WHAT IS NEEDED:
Reproduce every entry exactly as shown.

Stored items from a collection:
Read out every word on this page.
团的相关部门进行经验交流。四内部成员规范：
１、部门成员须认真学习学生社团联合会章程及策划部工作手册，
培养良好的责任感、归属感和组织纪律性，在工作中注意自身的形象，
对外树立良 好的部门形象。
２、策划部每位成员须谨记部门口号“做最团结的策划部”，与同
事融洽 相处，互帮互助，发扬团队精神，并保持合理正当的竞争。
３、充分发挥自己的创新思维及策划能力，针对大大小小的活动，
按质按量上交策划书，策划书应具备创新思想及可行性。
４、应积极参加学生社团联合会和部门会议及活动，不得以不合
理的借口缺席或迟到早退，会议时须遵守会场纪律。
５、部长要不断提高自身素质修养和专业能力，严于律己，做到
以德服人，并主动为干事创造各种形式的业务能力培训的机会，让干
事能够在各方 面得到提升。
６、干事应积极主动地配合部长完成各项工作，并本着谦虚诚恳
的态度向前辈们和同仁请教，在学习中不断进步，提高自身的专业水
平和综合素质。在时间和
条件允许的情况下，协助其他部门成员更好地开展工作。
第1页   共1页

FULL RESPONSE:
Read out every word on this page.
团的相关部门进行经验交流。四内部成员规范：
１、部门成员须认真学习学生社团联合会章程及策划部工作手册，
培养良好的责任感、归属感和组织纪律性，在工作中注意自身的形象，
对外树立良 好的部门形象。
２、策划部每位成员须谨记部门口号“做最团结的策划部”，与同
事融洽 相处，互帮互助，发扬团队精神，并保持合理正当的竞争。
３、充分发挥自己的创新思维及策划能力，针对大大小小的活动，
按质按量上交策划书，策划书应具备创新思想及可行性。
４、应积极参加学生社团联合会和部门会议及活动，不得以不合
理的借口缺席或迟到早退，会议时须遵守会场纪律。
５、部长要不断提高自身素质修养和专业能力，严于律己，做到
以德服人，并主动为干事创造各种形式的业务能力培训的机会，让干
事能够在各方 面得到提升。
６、干事应积极主动地配合部长完成各项工作，并本着谦虚诚恳
的态度向前辈们和同仁请教，在学习中不断进步，提高自身的专业水
平和综合素质。在时间和
条件允许的情况下，协助其他部门成员更好地开展工作。
第1页   共1页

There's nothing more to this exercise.